#### [TASK BRIEF]
Below is a listing to transcribe in full and exactly; keep the pictures out.

#### [TASK DATA]
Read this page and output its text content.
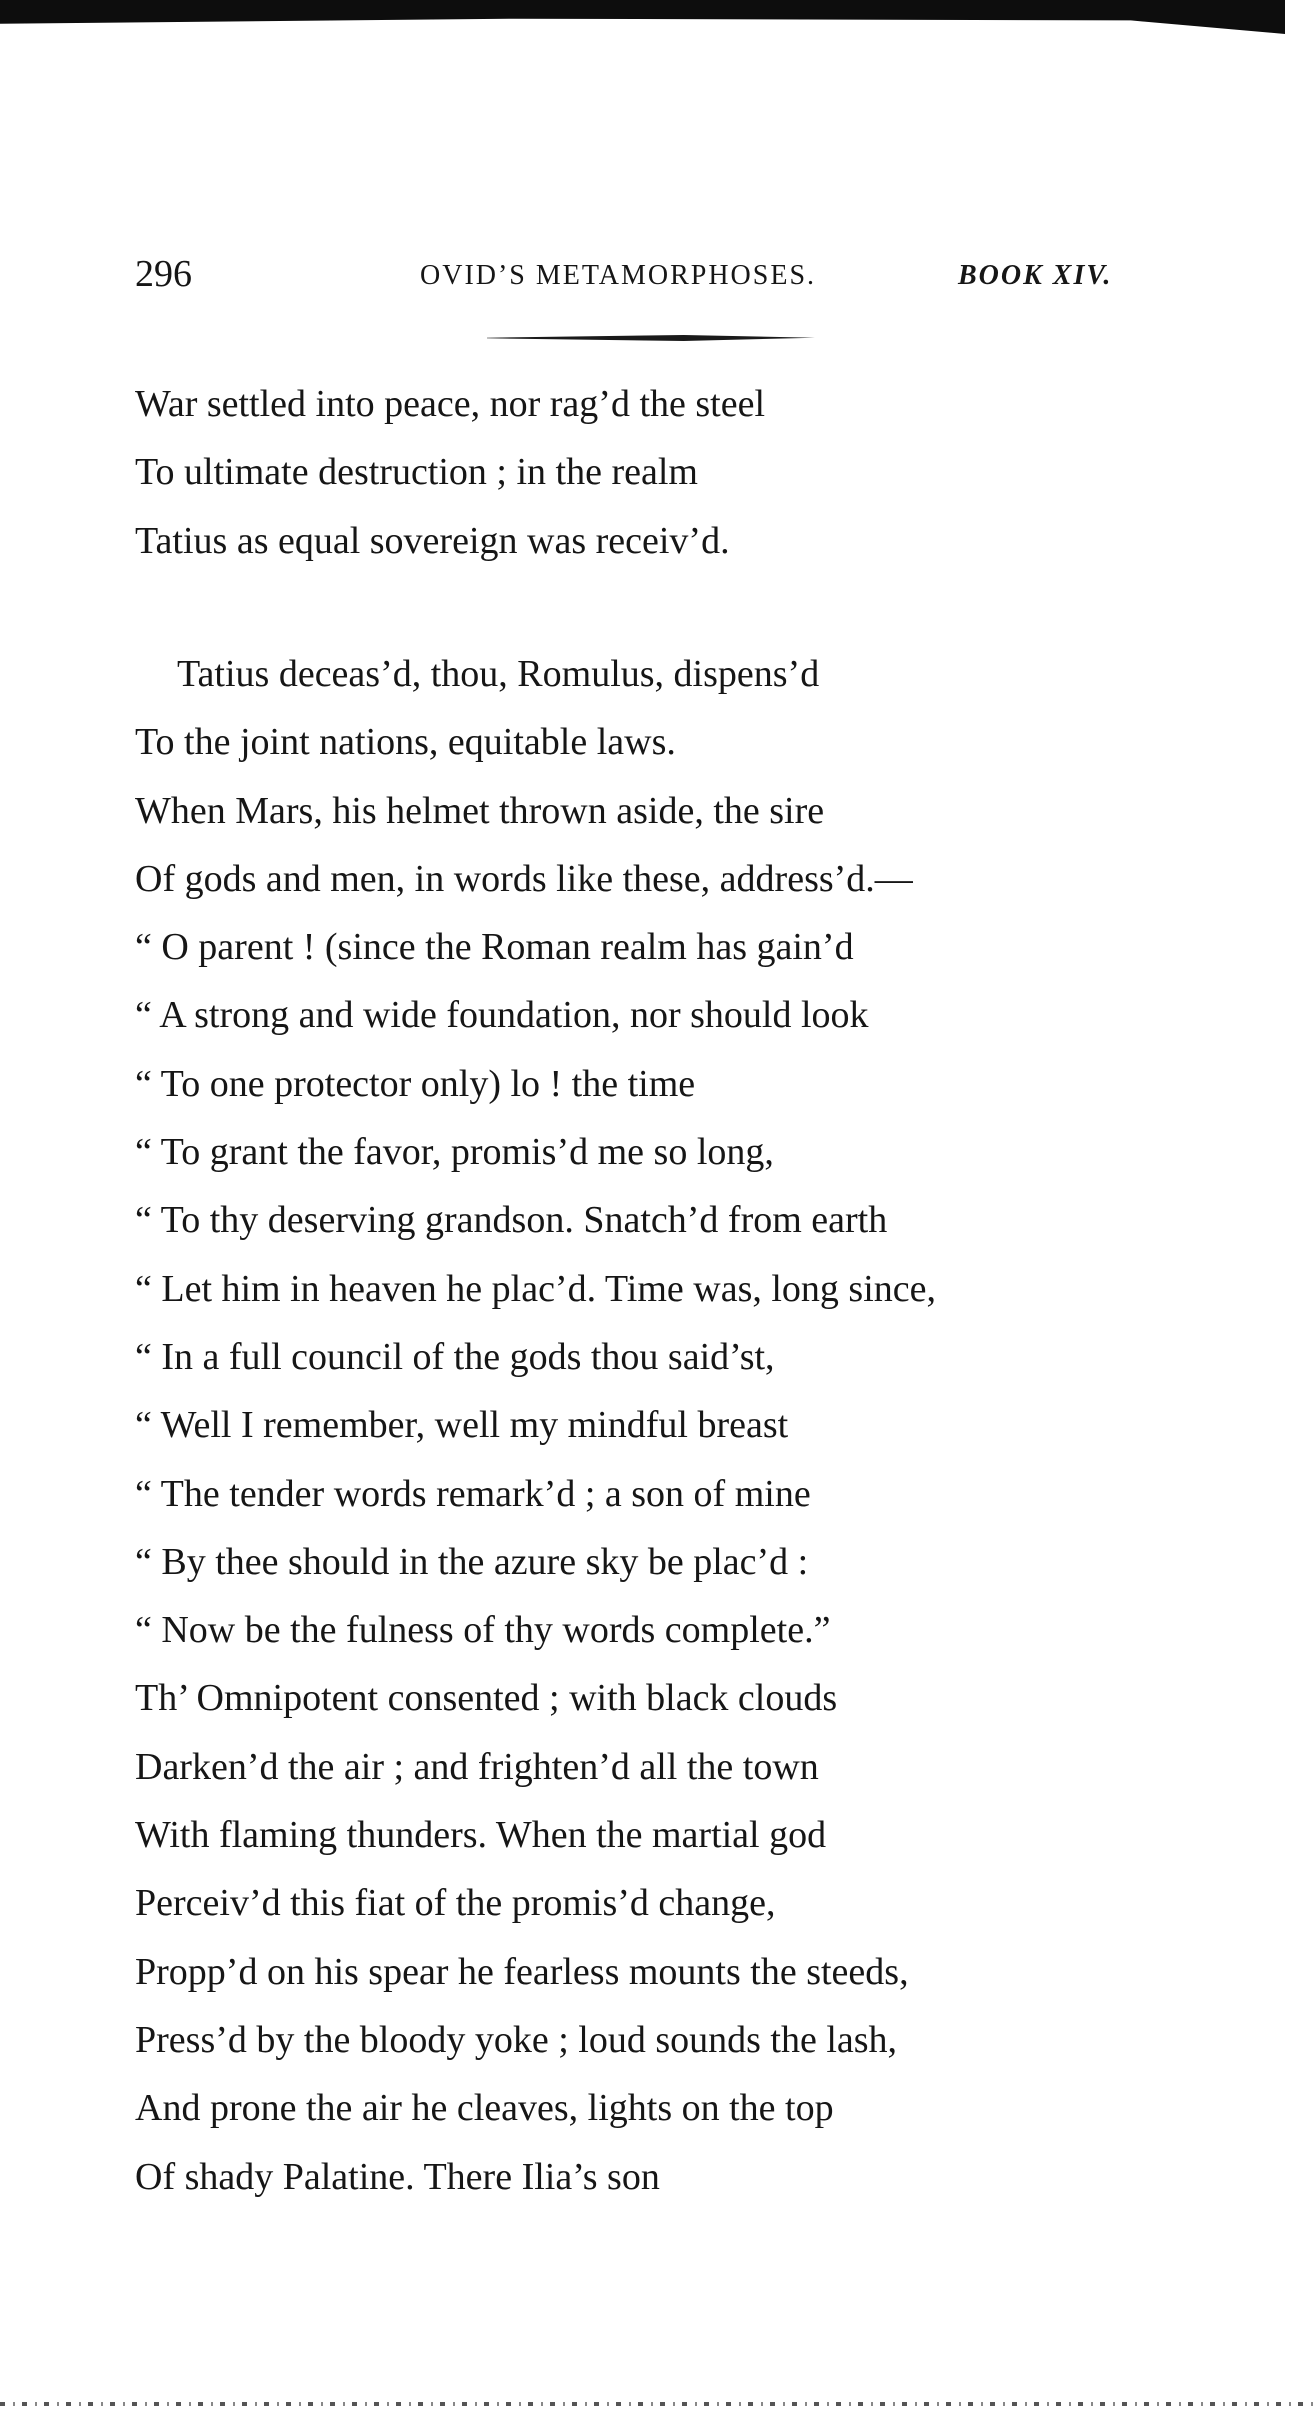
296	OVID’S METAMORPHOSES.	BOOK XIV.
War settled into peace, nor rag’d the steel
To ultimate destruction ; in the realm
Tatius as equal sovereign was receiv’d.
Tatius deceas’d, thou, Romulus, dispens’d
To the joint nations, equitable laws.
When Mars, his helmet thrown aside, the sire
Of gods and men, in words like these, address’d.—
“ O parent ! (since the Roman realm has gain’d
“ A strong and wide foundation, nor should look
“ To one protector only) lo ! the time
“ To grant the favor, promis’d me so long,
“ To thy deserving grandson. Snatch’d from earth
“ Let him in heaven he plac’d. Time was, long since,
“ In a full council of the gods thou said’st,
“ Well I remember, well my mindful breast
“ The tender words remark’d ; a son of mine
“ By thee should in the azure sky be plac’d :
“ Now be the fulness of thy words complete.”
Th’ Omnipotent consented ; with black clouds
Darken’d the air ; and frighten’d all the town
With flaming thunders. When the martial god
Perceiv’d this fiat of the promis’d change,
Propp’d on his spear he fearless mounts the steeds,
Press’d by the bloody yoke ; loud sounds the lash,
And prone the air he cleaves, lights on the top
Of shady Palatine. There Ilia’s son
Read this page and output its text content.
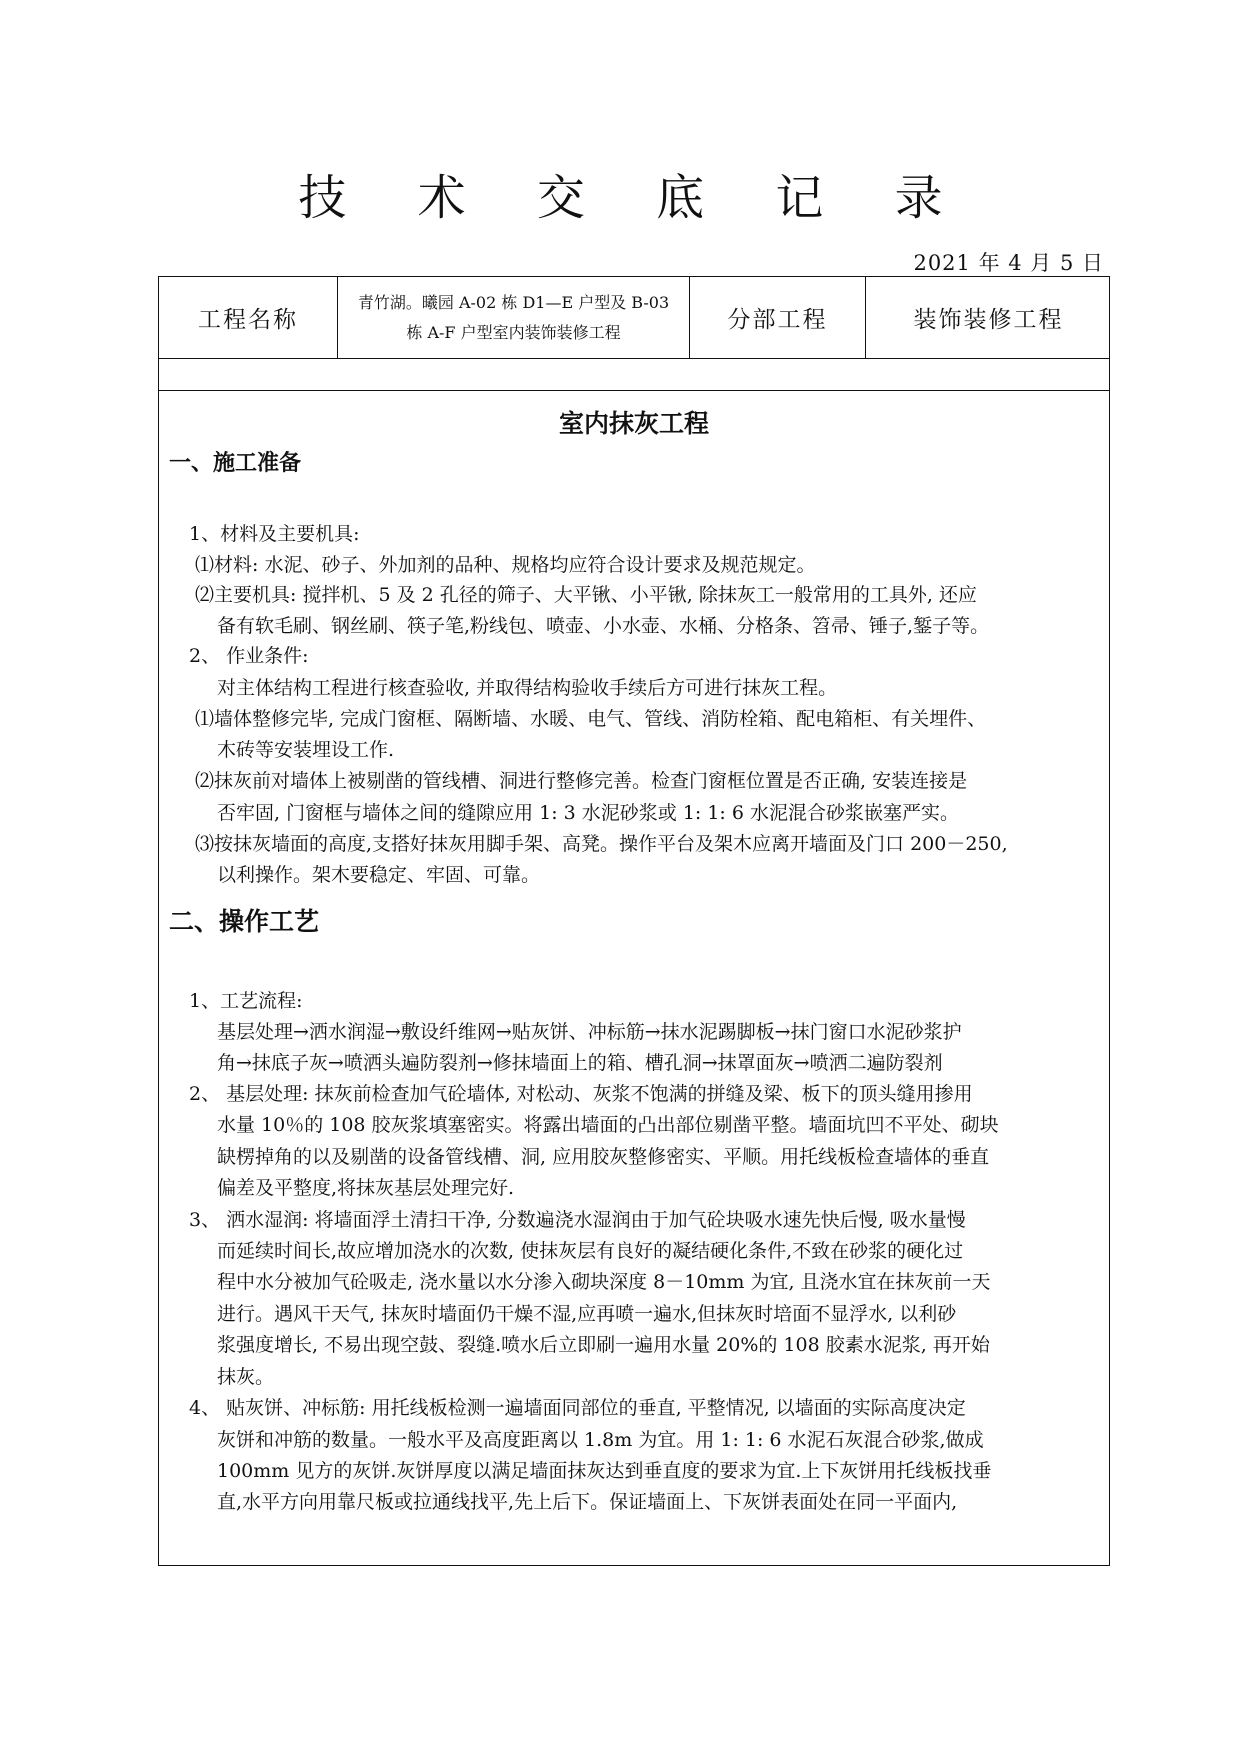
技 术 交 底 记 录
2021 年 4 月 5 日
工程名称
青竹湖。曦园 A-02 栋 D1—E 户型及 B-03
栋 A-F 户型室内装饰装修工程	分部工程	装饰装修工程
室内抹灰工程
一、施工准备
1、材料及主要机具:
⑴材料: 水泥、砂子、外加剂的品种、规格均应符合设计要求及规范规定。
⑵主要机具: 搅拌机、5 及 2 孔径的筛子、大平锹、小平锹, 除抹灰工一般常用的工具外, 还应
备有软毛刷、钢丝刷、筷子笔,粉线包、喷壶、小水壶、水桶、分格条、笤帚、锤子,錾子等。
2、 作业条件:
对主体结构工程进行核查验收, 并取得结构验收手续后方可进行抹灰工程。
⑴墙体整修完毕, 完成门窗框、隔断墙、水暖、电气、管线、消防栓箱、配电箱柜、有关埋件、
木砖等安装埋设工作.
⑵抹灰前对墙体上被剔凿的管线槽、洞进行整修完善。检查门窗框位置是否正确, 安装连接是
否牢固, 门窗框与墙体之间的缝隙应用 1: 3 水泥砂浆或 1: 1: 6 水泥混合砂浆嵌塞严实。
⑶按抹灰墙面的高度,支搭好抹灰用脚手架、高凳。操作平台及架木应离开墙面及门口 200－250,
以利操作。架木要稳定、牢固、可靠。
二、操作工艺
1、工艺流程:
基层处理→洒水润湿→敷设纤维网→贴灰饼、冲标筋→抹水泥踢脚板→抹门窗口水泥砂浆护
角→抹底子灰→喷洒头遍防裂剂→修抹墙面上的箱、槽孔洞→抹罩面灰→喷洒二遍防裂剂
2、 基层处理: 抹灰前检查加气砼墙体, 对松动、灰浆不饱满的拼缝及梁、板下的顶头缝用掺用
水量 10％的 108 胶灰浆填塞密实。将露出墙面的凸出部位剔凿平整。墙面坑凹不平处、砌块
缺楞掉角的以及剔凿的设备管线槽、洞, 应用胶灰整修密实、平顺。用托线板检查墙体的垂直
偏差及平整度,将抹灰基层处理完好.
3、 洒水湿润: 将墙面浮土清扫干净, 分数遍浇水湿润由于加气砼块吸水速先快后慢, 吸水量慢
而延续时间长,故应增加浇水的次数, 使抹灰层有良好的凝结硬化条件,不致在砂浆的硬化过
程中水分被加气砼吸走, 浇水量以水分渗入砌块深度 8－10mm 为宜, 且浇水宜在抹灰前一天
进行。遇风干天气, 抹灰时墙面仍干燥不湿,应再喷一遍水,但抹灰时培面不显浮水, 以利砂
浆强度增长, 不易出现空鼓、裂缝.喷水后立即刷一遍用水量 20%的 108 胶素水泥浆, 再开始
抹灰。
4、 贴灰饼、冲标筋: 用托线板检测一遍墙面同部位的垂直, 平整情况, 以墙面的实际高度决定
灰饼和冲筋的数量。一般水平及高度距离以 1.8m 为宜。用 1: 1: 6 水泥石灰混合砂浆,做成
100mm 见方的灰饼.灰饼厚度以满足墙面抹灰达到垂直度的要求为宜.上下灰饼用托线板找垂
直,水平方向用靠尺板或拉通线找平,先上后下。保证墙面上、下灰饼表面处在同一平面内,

#### [EXPECTED ANSWER]
Read this page and output its text content.
296	OVID’S METAMORPHOSES.	BOOK XIV.
War settled into peace, nor rag’d the steel
To ultimate destruction ; in the realm
Tatius as equal sovereign was receiv’d.
Tatius deceas’d, thou, Romulus, dispens’d
To the joint nations, equitable laws.
When Mars, his helmet thrown aside, the sire
Of gods and men, in words like these, address’d.—
“ O parent ! (since the Roman realm has gain’d
“ A strong and wide foundation, nor should look
“ To one protector only) lo ! the time
“ To grant the favor, promis’d me so long,
“ To thy deserving grandson. Snatch’d from earth
“ Let him in heaven he plac’d. Time was, long since,
“ In a full council of the gods thou said’st,
“ Well I remember, well my mindful breast
“ The tender words remark’d ; a son of mine
“ By thee should in the azure sky be plac’d :
“ Now be the fulness of thy words complete.”
Th’ Omnipotent consented ; with black clouds
Darken’d the air ; and frighten’d all the town
With flaming thunders. When the martial god
Perceiv’d this fiat of the promis’d change,
Propp’d on his spear he fearless mounts the steeds,
Press’d by the bloody yoke ; loud sounds the lash,
And prone the air he cleaves, lights on the top
Of shady Palatine. There Ilia’s son
Read this page and output its text content.
技 术 交 底 记 录
2021 年 4 月 5 日
工程名称
青竹湖。曦园 A-02 栋 D1—E 户型及 B-03
栋 A-F 户型室内装饰装修工程	分部工程	装饰装修工程
室内抹灰工程
一、施工准备
1、材料及主要机具:
⑴材料: 水泥、砂子、外加剂的品种、规格均应符合设计要求及规范规定。
⑵主要机具: 搅拌机、5 及 2 孔径的筛子、大平锹、小平锹, 除抹灰工一般常用的工具外, 还应
备有软毛刷、钢丝刷、筷子笔,粉线包、喷壶、小水壶、水桶、分格条、笤帚、锤子,錾子等。
2、 作业条件:
对主体结构工程进行核查验收, 并取得结构验收手续后方可进行抹灰工程。
⑴墙体整修完毕, 完成门窗框、隔断墙、水暖、电气、管线、消防栓箱、配电箱柜、有关埋件、
木砖等安装埋设工作.
⑵抹灰前对墙体上被剔凿的管线槽、洞进行整修完善。检查门窗框位置是否正确, 安装连接是
否牢固, 门窗框与墙体之间的缝隙应用 1: 3 水泥砂浆或 1: 1: 6 水泥混合砂浆嵌塞严实。
⑶按抹灰墙面的高度,支搭好抹灰用脚手架、高凳。操作平台及架木应离开墙面及门口 200－250,
以利操作。架木要稳定、牢固、可靠。
二、操作工艺
1、工艺流程:
基层处理→洒水润湿→敷设纤维网→贴灰饼、冲标筋→抹水泥踢脚板→抹门窗口水泥砂浆护
角→抹底子灰→喷洒头遍防裂剂→修抹墙面上的箱、槽孔洞→抹罩面灰→喷洒二遍防裂剂
2、 基层处理: 抹灰前检查加气砼墙体, 对松动、灰浆不饱满的拼缝及梁、板下的顶头缝用掺用
水量 10％的 108 胶灰浆填塞密实。将露出墙面的凸出部位剔凿平整。墙面坑凹不平处、砌块
缺楞掉角的以及剔凿的设备管线槽、洞, 应用胶灰整修密实、平顺。用托线板检查墙体的垂直
偏差及平整度,将抹灰基层处理完好.
3、 洒水湿润: 将墙面浮土清扫干净, 分数遍浇水湿润由于加气砼块吸水速先快后慢, 吸水量慢
而延续时间长,故应增加浇水的次数, 使抹灰层有良好的凝结硬化条件,不致在砂浆的硬化过
程中水分被加气砼吸走, 浇水量以水分渗入砌块深度 8－10mm 为宜, 且浇水宜在抹灰前一天
进行。遇风干天气, 抹灰时墙面仍干燥不湿,应再喷一遍水,但抹灰时培面不显浮水, 以利砂
浆强度增长, 不易出现空鼓、裂缝.喷水后立即刷一遍用水量 20%的 108 胶素水泥浆, 再开始
抹灰。
4、 贴灰饼、冲标筋: 用托线板检测一遍墙面同部位的垂直, 平整情况, 以墙面的实际高度决定
灰饼和冲筋的数量。一般水平及高度距离以 1.8m 为宜。用 1: 1: 6 水泥石灰混合砂浆,做成
100mm 见方的灰饼.灰饼厚度以满足墙面抹灰达到垂直度的要求为宜.上下灰饼用托线板找垂
直,水平方向用靠尺板或拉通线找平,先上后下。保证墙面上、下灰饼表面处在同一平面内,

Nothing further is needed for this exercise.